◆ **OBJECTIVE**
From the entries below, count the lines with "title". Write only the count.

◆ **DATA SHOWN**

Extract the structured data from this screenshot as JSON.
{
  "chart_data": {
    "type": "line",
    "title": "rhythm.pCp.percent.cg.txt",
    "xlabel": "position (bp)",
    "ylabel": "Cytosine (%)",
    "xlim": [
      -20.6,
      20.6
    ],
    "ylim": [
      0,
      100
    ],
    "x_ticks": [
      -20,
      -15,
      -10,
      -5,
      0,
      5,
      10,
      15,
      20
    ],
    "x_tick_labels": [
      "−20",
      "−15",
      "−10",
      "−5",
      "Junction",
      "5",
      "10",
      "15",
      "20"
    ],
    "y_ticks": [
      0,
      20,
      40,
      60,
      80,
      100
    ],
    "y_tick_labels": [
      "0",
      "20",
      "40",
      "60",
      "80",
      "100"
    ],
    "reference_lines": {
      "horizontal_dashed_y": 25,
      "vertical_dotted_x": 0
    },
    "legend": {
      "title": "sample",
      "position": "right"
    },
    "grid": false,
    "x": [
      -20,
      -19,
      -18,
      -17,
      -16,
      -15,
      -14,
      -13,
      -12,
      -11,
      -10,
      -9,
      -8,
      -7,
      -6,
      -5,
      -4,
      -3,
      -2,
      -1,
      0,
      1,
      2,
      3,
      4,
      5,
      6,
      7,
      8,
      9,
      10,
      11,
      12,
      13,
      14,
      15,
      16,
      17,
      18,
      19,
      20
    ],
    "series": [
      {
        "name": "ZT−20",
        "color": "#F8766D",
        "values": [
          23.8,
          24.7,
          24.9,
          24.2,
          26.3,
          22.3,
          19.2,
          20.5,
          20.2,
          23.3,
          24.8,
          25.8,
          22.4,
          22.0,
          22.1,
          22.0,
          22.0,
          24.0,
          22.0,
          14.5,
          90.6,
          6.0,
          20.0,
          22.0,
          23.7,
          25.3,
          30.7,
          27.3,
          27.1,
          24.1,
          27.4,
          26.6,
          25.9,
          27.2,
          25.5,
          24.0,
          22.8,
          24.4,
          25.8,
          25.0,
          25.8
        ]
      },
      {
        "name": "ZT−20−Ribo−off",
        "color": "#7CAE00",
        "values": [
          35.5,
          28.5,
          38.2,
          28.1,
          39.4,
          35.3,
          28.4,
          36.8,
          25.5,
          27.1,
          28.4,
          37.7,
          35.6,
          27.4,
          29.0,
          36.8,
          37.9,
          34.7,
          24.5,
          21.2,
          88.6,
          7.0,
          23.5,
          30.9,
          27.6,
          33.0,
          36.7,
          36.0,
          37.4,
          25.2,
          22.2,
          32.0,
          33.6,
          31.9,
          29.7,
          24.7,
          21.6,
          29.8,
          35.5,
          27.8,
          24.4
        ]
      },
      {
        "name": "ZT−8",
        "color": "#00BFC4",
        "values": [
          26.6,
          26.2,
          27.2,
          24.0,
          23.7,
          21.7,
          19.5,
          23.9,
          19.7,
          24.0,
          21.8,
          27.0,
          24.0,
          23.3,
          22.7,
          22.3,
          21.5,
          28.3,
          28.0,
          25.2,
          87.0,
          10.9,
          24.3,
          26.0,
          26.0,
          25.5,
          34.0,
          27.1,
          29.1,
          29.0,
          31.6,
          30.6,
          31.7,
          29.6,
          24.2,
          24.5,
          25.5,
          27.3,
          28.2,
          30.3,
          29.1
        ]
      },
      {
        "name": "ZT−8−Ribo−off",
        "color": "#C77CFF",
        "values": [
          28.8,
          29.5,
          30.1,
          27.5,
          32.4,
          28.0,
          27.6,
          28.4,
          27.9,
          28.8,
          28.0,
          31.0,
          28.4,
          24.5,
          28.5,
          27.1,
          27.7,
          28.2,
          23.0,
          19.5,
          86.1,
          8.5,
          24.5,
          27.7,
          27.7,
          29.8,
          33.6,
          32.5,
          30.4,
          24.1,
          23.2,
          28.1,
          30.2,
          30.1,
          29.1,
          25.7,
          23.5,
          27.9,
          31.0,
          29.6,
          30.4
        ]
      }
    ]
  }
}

◆ **TASK RESULT**
2